### GIVEN PROBLEM
Give back, exactly as it appears, the run of lines opening with the one containing "Decode this image" and closing with the one containing "What data was". Nothing outside that run should appear.

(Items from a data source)

╭──

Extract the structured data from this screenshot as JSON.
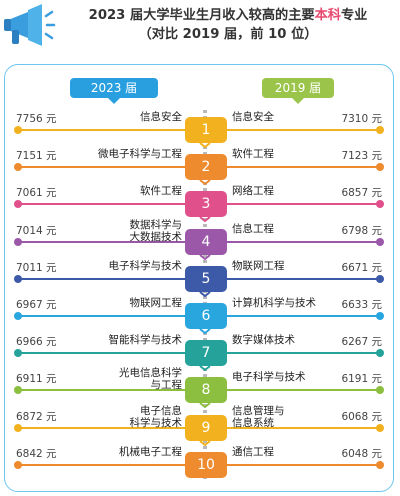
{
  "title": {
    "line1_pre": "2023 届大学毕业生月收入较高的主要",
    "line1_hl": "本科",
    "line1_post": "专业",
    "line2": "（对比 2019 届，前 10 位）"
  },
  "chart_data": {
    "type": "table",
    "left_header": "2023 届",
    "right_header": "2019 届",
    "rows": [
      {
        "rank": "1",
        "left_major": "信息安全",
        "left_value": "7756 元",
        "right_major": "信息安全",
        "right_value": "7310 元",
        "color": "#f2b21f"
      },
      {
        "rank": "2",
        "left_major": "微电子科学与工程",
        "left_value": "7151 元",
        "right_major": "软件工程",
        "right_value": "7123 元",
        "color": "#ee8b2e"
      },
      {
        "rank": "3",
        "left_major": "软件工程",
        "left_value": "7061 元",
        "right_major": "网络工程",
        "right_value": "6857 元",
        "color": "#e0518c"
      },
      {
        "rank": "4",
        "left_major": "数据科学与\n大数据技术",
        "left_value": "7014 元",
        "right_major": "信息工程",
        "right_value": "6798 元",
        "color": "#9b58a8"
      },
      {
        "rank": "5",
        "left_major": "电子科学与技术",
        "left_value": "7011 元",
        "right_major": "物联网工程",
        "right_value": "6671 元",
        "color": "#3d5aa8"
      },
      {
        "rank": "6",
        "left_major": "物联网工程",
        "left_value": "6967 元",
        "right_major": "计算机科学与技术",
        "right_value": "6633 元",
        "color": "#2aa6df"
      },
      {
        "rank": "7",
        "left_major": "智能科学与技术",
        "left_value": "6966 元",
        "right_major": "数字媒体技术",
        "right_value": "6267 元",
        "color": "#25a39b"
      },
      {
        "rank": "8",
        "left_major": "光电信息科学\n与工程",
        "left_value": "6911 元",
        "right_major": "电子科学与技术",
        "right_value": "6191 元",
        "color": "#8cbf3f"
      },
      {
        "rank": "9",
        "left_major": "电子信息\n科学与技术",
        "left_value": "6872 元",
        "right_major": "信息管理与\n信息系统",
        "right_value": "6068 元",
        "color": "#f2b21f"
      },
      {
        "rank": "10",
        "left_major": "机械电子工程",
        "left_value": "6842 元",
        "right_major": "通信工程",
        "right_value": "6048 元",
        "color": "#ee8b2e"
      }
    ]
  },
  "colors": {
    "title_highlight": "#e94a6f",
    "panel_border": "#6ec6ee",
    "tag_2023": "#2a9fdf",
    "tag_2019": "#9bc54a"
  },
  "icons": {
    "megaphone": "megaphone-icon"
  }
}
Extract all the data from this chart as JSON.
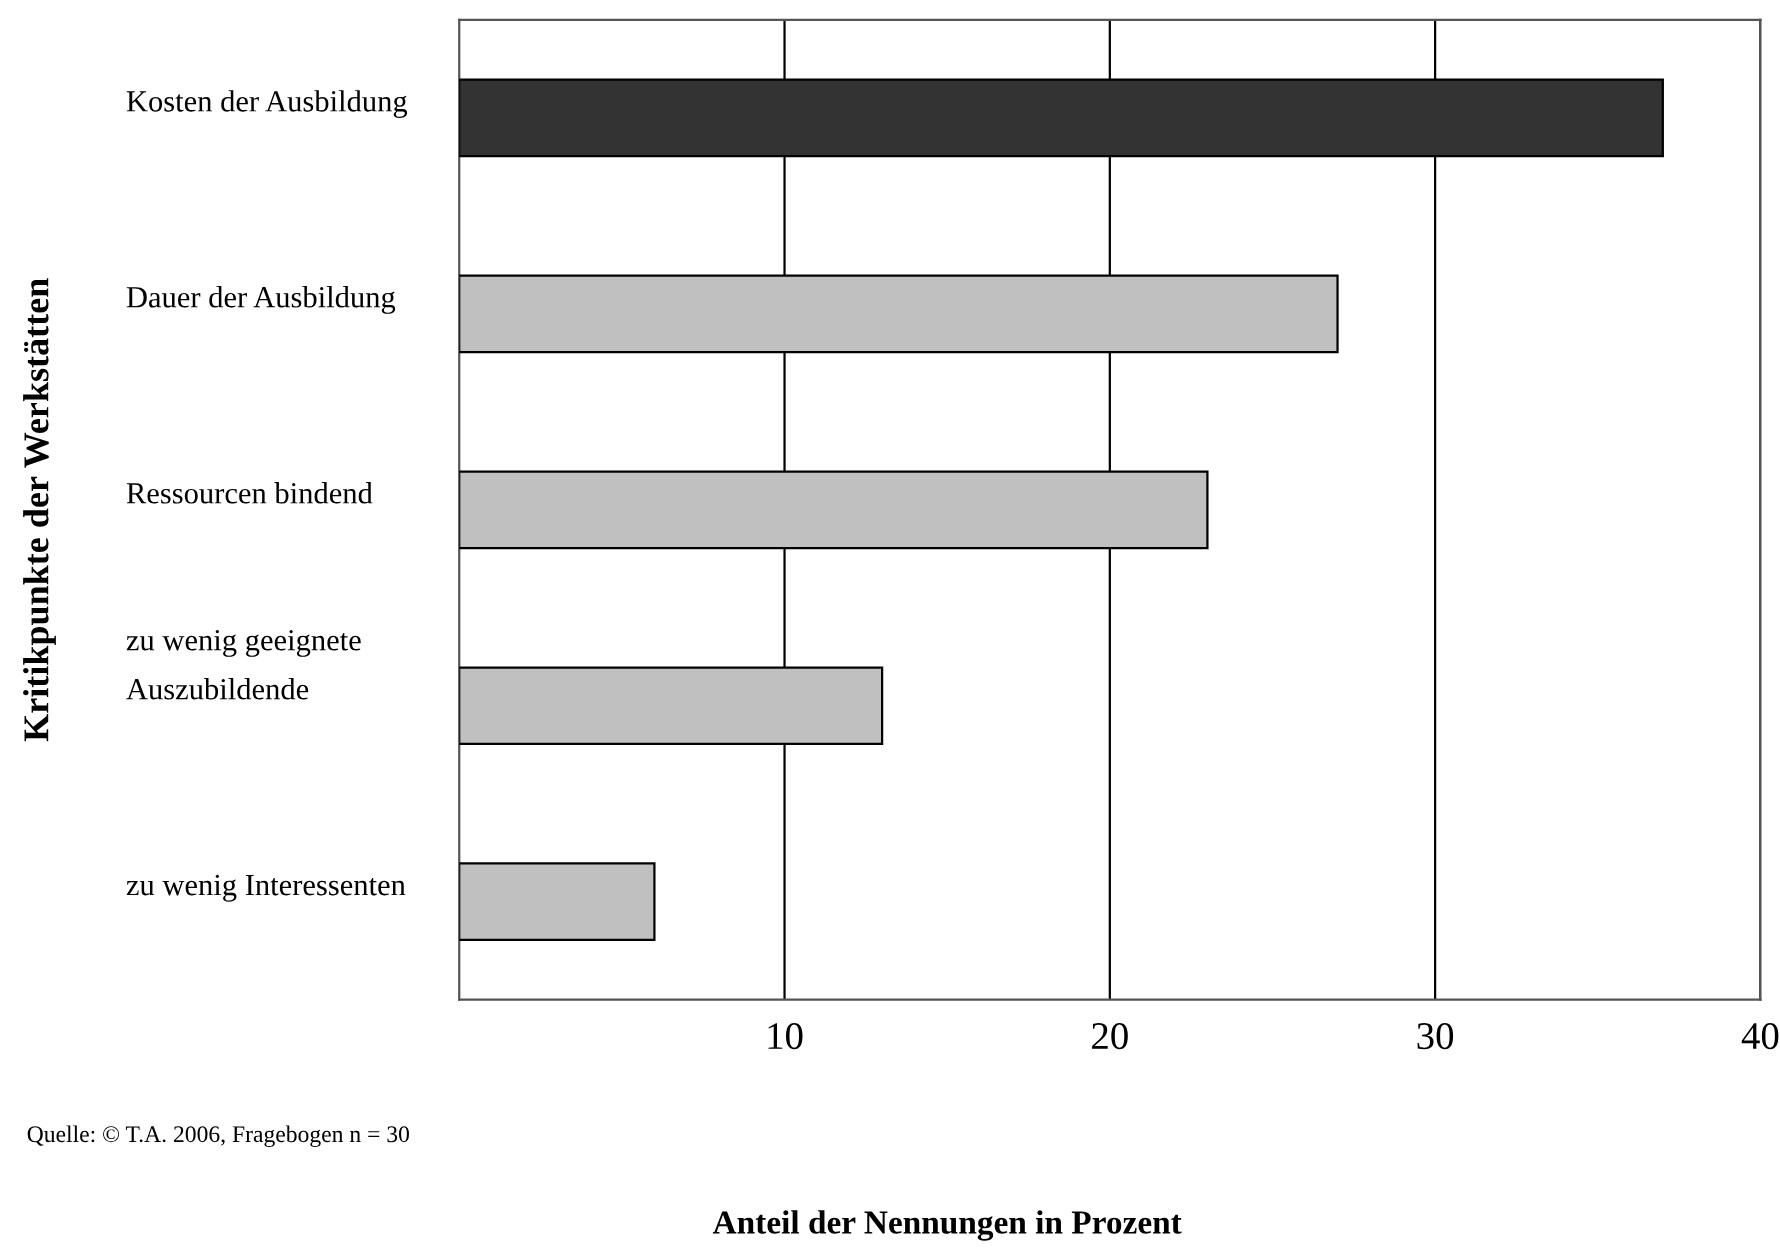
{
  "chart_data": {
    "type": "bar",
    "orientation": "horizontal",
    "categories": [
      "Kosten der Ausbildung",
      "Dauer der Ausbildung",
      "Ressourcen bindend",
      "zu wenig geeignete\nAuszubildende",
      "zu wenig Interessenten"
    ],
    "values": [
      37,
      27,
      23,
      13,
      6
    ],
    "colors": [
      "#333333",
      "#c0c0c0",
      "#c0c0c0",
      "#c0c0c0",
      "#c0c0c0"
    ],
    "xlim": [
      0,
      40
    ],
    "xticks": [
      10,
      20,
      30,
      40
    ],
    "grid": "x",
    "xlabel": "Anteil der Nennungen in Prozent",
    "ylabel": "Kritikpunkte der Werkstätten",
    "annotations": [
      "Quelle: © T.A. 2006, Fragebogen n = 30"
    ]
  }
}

╰──
╭──

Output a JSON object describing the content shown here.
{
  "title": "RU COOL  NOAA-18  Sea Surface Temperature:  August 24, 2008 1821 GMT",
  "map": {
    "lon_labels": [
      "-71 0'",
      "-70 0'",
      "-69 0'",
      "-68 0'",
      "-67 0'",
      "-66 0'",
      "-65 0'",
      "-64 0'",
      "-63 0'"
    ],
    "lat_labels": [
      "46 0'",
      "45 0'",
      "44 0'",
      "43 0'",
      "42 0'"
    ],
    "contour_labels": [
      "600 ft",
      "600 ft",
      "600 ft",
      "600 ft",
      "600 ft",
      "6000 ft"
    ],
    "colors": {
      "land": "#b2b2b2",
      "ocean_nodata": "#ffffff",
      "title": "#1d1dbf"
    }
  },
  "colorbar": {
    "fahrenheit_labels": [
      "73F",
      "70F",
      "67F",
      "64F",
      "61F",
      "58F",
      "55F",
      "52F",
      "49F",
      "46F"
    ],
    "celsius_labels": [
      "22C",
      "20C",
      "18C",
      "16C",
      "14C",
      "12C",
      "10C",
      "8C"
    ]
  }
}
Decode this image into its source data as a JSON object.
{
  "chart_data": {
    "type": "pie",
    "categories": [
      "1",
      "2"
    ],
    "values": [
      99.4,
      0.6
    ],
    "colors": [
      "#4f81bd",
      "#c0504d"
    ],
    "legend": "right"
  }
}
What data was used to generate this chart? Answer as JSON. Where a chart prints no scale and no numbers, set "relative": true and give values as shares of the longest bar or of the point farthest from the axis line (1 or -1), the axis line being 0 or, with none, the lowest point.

╰──

### EXERCISE OUTPUT
Decode this image into its source data as a JSON object.
{
  "chart_data": {
    "type": "pie",
    "categories": [
      "1",
      "2"
    ],
    "values": [
      99.4,
      0.6
    ],
    "colors": [
      "#4f81bd",
      "#c0504d"
    ],
    "legend": "right"
  }
}
What data was used to generate this chart? Answer as JSON. Where a chart prints no scale and no numbers, set "relative": true and give values as shares of the longest bar or of the point farthest from the axis line (1 or -1), the axis line being 0 or, with none, the lowest point.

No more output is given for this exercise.